Where a line holds "把仅有的古鼎擦得金光闪亮", copy it.

=== Records for this exercise ===

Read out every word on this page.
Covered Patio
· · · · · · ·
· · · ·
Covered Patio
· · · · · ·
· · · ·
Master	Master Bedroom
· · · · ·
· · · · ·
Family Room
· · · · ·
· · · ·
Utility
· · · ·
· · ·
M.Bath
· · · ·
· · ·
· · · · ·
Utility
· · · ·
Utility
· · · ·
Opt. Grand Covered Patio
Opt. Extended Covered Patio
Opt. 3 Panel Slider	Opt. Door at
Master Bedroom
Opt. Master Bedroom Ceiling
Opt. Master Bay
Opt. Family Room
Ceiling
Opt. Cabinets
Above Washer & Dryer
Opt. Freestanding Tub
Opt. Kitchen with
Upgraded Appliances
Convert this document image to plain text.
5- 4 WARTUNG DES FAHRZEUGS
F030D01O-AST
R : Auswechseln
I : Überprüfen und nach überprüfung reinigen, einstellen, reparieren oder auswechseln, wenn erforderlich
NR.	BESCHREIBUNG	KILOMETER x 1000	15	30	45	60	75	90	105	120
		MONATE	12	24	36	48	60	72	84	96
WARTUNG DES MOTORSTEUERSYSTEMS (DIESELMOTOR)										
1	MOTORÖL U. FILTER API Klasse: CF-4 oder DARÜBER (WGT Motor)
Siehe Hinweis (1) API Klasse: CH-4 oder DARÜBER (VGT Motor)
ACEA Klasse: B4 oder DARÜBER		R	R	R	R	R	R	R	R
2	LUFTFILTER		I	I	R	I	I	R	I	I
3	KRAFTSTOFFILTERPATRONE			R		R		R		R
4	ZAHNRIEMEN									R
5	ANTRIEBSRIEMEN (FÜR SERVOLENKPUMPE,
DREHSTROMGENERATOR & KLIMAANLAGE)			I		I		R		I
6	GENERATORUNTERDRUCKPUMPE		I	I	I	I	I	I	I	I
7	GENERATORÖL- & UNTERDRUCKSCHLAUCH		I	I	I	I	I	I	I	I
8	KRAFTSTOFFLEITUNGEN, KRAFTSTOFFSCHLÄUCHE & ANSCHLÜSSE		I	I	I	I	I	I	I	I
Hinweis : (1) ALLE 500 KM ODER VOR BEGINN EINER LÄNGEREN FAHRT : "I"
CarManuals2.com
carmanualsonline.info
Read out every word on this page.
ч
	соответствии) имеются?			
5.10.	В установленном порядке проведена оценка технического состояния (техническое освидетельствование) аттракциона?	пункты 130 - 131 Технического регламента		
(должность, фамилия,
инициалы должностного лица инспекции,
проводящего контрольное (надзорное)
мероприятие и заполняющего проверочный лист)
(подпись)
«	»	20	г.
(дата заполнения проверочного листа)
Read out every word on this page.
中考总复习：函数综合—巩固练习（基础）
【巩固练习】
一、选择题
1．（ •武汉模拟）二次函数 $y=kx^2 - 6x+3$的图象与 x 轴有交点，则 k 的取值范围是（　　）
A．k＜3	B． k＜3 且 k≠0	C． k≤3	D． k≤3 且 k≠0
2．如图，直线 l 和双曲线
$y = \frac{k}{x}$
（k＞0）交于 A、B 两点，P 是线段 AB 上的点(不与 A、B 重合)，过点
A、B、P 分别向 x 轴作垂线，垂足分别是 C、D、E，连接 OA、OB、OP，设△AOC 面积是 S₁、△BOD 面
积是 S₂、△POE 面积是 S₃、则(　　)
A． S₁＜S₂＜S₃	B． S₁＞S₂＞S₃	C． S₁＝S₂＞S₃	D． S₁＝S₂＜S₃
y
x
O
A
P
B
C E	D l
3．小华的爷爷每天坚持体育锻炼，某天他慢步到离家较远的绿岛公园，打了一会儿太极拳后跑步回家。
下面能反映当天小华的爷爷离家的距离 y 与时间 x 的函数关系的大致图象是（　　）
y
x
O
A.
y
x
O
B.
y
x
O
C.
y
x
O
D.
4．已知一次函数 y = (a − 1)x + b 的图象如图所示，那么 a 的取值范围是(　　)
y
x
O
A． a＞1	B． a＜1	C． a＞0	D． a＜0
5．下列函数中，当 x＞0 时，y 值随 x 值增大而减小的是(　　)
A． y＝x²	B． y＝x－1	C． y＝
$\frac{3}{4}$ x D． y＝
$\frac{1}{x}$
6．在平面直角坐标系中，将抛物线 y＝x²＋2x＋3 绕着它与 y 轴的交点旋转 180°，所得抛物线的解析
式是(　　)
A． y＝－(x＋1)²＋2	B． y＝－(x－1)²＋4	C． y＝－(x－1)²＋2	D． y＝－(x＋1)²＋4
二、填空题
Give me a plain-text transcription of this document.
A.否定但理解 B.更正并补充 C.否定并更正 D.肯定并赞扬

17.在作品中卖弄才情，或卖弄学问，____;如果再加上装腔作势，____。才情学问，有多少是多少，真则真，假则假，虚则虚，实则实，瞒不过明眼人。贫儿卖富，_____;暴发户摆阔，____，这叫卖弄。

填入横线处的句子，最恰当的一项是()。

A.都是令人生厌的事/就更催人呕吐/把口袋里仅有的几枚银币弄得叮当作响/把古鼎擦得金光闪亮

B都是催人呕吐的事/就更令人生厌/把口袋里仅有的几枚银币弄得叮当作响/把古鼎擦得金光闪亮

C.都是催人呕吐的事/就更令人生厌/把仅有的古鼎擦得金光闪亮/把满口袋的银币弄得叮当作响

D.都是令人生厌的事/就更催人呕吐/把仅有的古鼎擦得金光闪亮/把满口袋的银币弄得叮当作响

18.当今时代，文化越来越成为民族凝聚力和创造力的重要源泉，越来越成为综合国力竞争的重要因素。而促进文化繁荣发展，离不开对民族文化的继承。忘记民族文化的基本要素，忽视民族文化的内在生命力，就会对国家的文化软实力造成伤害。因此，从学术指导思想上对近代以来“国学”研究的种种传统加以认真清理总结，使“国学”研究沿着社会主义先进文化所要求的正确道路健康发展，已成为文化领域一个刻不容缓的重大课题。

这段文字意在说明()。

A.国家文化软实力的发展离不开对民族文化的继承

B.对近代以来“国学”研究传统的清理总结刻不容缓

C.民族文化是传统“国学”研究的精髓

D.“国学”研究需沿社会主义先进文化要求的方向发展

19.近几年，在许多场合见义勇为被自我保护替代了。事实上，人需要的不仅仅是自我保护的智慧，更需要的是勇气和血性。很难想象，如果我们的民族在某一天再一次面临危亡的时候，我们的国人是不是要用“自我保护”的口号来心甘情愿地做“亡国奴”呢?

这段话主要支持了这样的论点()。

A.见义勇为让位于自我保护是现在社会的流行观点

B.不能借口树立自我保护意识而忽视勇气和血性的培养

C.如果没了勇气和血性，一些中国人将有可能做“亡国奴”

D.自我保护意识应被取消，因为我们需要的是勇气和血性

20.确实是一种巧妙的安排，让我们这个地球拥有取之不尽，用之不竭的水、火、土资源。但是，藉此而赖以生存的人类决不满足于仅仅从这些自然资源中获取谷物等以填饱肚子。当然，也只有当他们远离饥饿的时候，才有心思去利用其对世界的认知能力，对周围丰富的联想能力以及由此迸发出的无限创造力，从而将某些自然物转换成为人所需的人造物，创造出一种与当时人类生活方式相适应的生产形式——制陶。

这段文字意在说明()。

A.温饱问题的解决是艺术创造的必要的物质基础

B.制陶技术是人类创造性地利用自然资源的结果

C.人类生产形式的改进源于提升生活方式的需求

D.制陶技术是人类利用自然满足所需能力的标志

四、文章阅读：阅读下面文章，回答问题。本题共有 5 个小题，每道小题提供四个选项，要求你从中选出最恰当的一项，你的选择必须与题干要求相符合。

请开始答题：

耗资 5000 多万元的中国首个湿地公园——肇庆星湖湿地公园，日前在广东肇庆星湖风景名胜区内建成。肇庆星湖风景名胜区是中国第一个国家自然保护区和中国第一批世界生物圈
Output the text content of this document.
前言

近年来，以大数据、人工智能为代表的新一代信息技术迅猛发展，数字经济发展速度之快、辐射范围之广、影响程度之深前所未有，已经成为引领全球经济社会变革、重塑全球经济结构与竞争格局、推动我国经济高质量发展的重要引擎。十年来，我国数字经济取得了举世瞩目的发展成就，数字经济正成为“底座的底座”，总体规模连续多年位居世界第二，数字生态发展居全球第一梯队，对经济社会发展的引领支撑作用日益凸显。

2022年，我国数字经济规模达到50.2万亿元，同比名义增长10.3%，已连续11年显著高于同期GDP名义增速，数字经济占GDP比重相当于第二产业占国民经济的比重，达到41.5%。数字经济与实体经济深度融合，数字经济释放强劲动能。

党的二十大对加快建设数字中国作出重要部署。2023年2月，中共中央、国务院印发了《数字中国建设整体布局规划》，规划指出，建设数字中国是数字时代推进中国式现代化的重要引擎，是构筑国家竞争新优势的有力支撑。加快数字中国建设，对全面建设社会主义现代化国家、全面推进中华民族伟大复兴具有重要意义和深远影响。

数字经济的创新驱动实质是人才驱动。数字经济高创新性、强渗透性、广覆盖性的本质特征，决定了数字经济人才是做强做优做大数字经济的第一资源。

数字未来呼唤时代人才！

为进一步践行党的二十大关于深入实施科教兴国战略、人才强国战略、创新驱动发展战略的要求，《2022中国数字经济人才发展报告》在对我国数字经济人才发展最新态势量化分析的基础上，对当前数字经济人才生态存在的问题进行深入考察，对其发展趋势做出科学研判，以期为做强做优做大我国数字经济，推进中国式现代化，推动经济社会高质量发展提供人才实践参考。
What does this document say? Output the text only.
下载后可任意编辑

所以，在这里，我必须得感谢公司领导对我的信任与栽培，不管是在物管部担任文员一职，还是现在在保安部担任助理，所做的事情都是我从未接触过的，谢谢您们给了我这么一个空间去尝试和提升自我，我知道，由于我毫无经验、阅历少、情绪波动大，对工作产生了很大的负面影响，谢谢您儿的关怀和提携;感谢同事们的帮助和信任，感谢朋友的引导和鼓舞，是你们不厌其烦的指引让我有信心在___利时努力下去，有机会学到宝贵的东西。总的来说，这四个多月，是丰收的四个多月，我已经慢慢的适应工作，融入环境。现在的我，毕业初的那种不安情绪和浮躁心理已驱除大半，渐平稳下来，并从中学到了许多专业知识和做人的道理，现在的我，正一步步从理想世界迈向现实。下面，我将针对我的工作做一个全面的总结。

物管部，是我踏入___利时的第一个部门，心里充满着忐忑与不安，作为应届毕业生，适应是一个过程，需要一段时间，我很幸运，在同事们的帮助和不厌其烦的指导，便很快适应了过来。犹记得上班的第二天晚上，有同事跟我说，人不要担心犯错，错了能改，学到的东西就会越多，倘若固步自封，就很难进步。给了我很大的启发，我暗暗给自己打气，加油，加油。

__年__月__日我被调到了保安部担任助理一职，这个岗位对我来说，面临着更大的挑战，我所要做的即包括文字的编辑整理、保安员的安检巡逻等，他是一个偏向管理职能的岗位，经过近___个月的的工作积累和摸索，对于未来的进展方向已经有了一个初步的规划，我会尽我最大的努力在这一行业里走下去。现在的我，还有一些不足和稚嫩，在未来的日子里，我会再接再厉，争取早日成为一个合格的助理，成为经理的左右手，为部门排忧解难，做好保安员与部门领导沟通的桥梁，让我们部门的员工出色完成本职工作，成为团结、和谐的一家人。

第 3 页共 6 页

===

### [Task response]
C.都是催人呕吐的事/就更令人生厌/把仅有的古鼎擦得金光闪亮/把满口袋的银币弄得叮当作响
D.都是令人生厌的事/就更催人呕吐/把仅有的古鼎擦得金光闪亮/把满口袋的银币弄得叮当作响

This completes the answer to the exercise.